:: PROVIDED ENTRIES
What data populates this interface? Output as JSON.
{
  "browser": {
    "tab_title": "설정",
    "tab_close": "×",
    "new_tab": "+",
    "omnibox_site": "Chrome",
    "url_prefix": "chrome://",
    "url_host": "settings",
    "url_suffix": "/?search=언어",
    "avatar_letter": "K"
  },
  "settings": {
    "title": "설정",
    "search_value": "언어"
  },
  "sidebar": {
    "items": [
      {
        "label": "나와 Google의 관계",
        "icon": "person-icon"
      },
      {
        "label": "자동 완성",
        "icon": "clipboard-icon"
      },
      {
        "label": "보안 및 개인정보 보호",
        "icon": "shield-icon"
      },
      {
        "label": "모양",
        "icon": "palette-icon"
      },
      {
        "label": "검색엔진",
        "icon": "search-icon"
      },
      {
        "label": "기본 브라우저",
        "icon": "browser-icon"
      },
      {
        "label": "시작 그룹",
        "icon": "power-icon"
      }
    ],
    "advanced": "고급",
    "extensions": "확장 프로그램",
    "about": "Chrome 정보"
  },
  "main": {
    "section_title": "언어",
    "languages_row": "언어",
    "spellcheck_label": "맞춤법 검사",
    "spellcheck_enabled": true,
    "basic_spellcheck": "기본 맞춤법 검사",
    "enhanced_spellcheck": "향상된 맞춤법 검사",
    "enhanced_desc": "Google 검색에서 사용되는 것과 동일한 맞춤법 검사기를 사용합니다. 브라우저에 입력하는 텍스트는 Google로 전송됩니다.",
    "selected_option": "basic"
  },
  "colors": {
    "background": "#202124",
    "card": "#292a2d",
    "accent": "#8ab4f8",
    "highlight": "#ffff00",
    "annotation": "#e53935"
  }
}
::::
Go through the data and return every record exactly.

■ **ANSWER TO THIS EXERCISE**:
What data populates this interface? Output as JSON.
{
  "browser": {
    "tab_title": "설정",
    "tab_close": "×",
    "new_tab": "+",
    "omnibox_site": "Chrome",
    "url_prefix": "chrome://",
    "url_host": "settings",
    "url_suffix": "/?search=언어",
    "avatar_letter": "K"
  },
  "settings": {
    "title": "설정",
    "search_value": "언어"
  },
  "sidebar": {
    "items": [
      {
        "label": "나와 Google의 관계",
        "icon": "person-icon"
      },
      {
        "label": "자동 완성",
        "icon": "clipboard-icon"
      },
      {
        "label": "보안 및 개인정보 보호",
        "icon": "shield-icon"
      },
      {
        "label": "모양",
        "icon": "palette-icon"
      },
      {
        "label": "검색엔진",
        "icon": "search-icon"
      },
      {
        "label": "기본 브라우저",
        "icon": "browser-icon"
      },
      {
        "label": "시작 그룹",
        "icon": "power-icon"
      }
    ],
    "advanced": "고급",
    "extensions": "확장 프로그램",
    "about": "Chrome 정보"
  },
  "main": {
    "section_title": "언어",
    "languages_row": "언어",
    "spellcheck_label": "맞춤법 검사",
    "spellcheck_enabled": true,
    "basic_spellcheck": "기본 맞춤법 검사",
    "enhanced_spellcheck": "향상된 맞춤법 검사",
    "enhanced_desc": "Google 검색에서 사용되는 것과 동일한 맞춤법 검사기를 사용합니다. 브라우저에 입력하는 텍스트는 Google로 전송됩니다.",
    "selected_option": "basic"
  },
  "colors": {
    "background": "#202124",
    "card": "#292a2d",
    "accent": "#8ab4f8",
    "highlight": "#ffff00",
    "annotation": "#e53935"
  }
}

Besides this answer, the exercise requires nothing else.